Description of the task: Locate the word "原发肿瘤本身局部生长引起的病症" in the material, then show every line that holds it.

Data rows:
——
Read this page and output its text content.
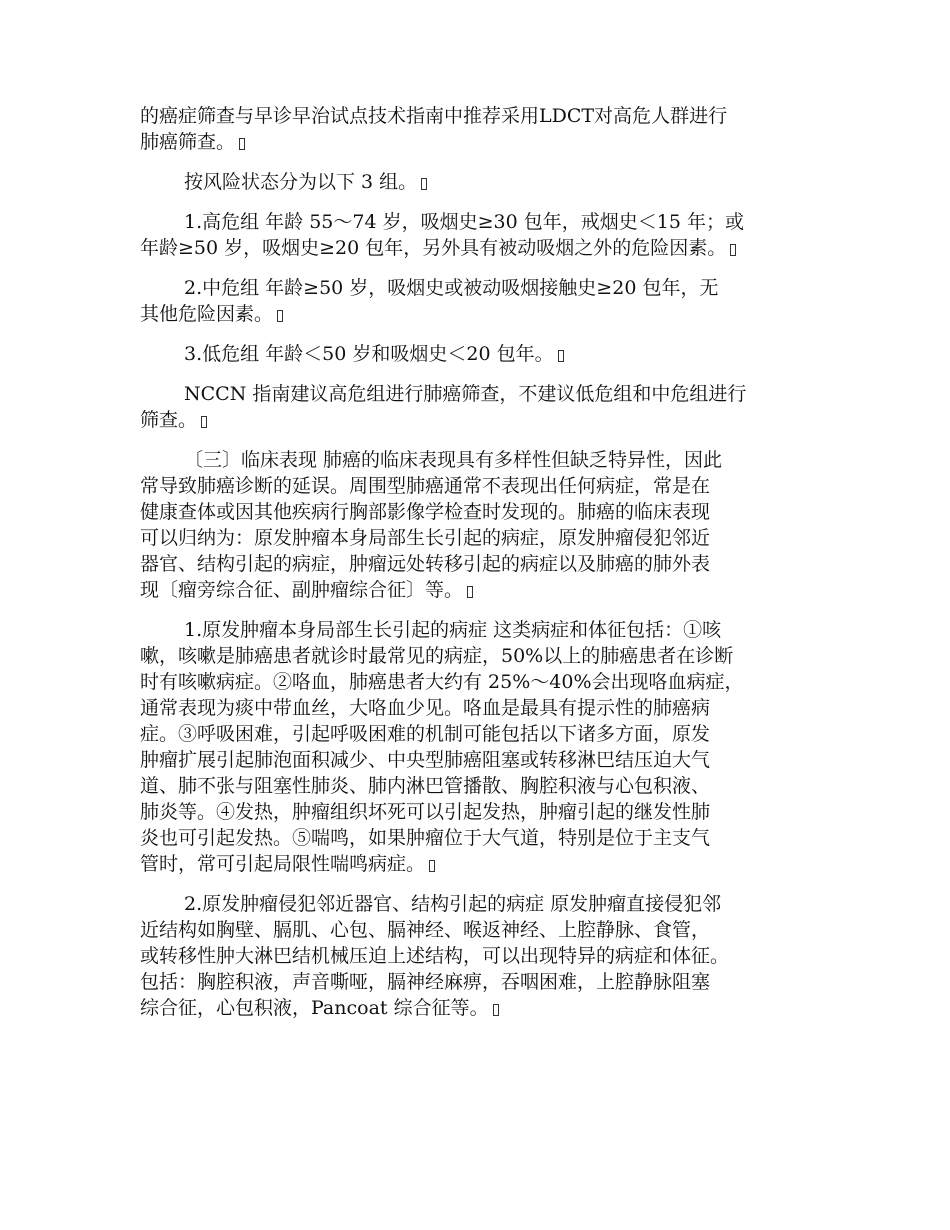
的癌症筛查与早诊早治试点技术指南中推荐采用LDCT对高危人群进行
肺癌筛查。
按风险状态分为以下 3 组。
1.高危组 年龄 55～74 岁，吸烟史≥30 包年，戒烟史＜15 年；或
年龄≥50 岁，吸烟史≥20 包年，另外具有被动吸烟之外的危险因素。
2.中危组 年龄≥50 岁，吸烟史或被动吸烟接触史≥20 包年，无
其他危险因素。
3.低危组 年龄＜50 岁和吸烟史＜20 包年。
NCCN 指南建议高危组进行肺癌筛查，不建议低危组和中危组进行
筛查。
〔三〕临床表现 肺癌的临床表现具有多样性但缺乏特异性，因此
常导致肺癌诊断的延误。周围型肺癌通常不表现出任何病症，常是在
健康查体或因其他疾病行胸部影像学检查时发现的。肺癌的临床表现
可以归纳为：原发肿瘤本身局部生长引起的病症，原发肿瘤侵犯邻近
器官、结构引起的病症，肿瘤远处转移引起的病症以及肺癌的肺外表
现〔瘤旁综合征、副肿瘤综合征〕等。
1.原发肿瘤本身局部生长引起的病症 这类病症和体征包括：①咳
嗽，咳嗽是肺癌患者就诊时最常见的病症，50%以上的肺癌患者在诊断
时有咳嗽病症。②咯血，肺癌患者大约有 25%～40%会出现咯血病症，
通常表现为痰中带血丝，大咯血少见。咯血是最具有提示性的肺癌病
症。③呼吸困难，引起呼吸困难的机制可能包括以下诸多方面，原发
肿瘤扩展引起肺泡面积减少、中央型肺癌阻塞或转移淋巴结压迫大气
道、肺不张与阻塞性肺炎、肺内淋巴管播散、胸腔积液与心包积液、
肺炎等。④发热，肿瘤组织坏死可以引起发热，肿瘤引起的继发性肺
炎也可引起发热。⑤喘鸣，如果肿瘤位于大气道，特别是位于主支气
管时，常可引起局限性喘鸣病症。
2.原发肿瘤侵犯邻近器官、结构引起的病症 原发肿瘤直接侵犯邻
近结构如胸壁、膈肌、心包、膈神经、喉返神经、上腔静脉、食管，
或转移性肿大淋巴结机械压迫上述结构，可以出现特异的病症和体征。
包括：胸腔积液，声音嘶哑，膈神经麻痹，吞咽困难，上腔静脉阻塞
综合征，心包积液，Pancoat 综合征等。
——
Answer for the task:
可以归纳为：原发肿瘤本身局部生长引起的病症，原发肿瘤侵犯邻近
1.原发肿瘤本身局部生长引起的病症 这类病症和体征包括：①咳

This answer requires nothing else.